## BEGIN

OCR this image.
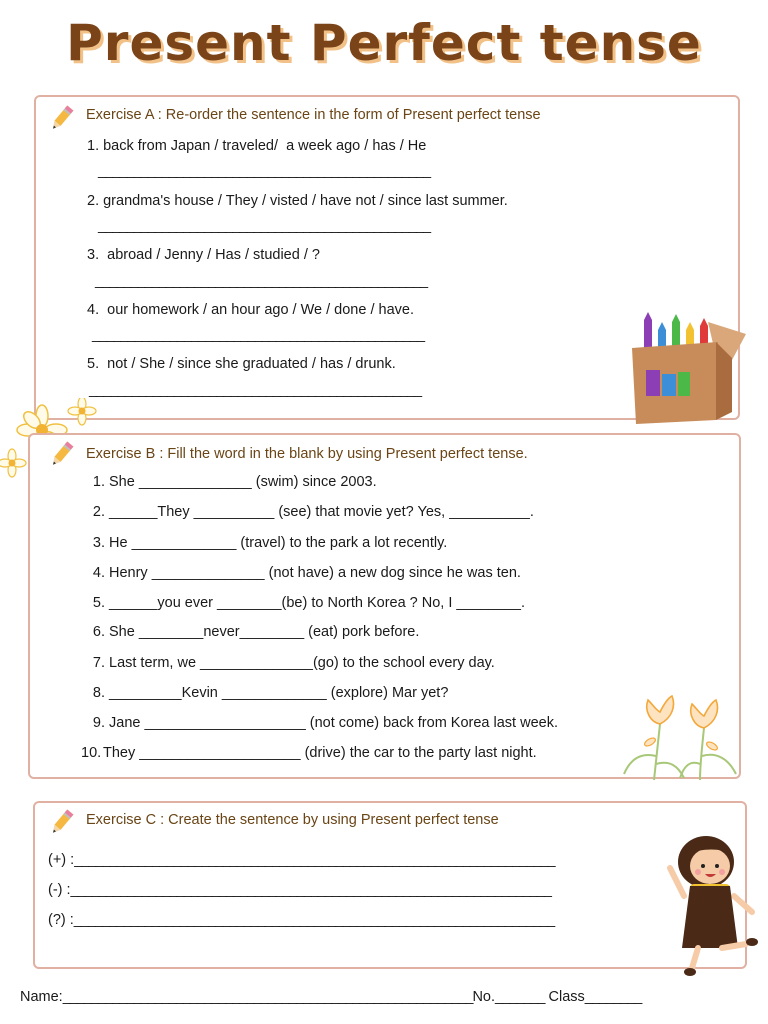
Present Perfect tense
Exercise A : Re-order the sentence in the form of Present perfect tense
1. back from Japan / traveled/  a week ago / has / He
_______________________________________________
2. grandma's house / They / visted / have not / since last summer.
_______________________________________________
3.  abroad / Jenny / Has / studied / ?
_______________________________________________
4.  our homework / an hour ago / We / done / have.
_______________________________________________
5.  not / She / since she graduated / has / drunk.
_______________________________________________
Exercise B : Fill the word in the blank by using Present perfect tense.
1. She ______________ (swim) since 2003.
2. ______They __________ (see) that movie yet? Yes, __________.
3. He _____________ (travel) to the park a lot recently.
4. Henry ______________ (not have) a new dog since he was ten.
5. ______you ever ________(be) to North Korea ? No, I ________.
6. She ________never________ (eat) pork before.
7. Last term, we ______________(go) to the school every day.
8. _________Kevin _____________ (explore) Mar yet?
9. Jane ____________________ (not come) back from Korea last week.
10. They ____________________ (drive) the car to the party last night.
Exercise C : Create the sentence by using Present perfect tense
(+) :____________________________________________________________________
(-) :____________________________________________________________________
(?) :____________________________________________________________________
Name:__________________________________________________________No._______ Class________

## END

### WHAT TO WORK ON
Quote the material in full and exactly; do not carry over its pictures.

### THE REPLY
OCR this image.
Present Perfect tense
Exercise A : Re-order the sentence in the form of Present perfect tense
1. back from Japan / traveled/  a week ago / has / He
_______________________________________________
2. grandma's house / They / visted / have not / since last summer.
_______________________________________________
3.  abroad / Jenny / Has / studied / ?
_______________________________________________
4.  our homework / an hour ago / We / done / have.
_______________________________________________
5.  not / She / since she graduated / has / drunk.
_______________________________________________
Exercise B : Fill the word in the blank by using Present perfect tense.
1. She ______________ (swim) since 2003.
2. ______They __________ (see) that movie yet? Yes, __________.
3. He _____________ (travel) to the park a lot recently.
4. Henry ______________ (not have) a new dog since he was ten.
5. ______you ever ________(be) to North Korea ? No, I ________.
6. She ________never________ (eat) pork before.
7. Last term, we ______________(go) to the school every day.
8. _________Kevin _____________ (explore) Mar yet?
9. Jane ____________________ (not come) back from Korea last week.
10. They ____________________ (drive) the car to the party last night.
Exercise C : Create the sentence by using Present perfect tense
(+) :____________________________________________________________________
(-) :____________________________________________________________________
(?) :____________________________________________________________________
Name:__________________________________________________________No._______ Class________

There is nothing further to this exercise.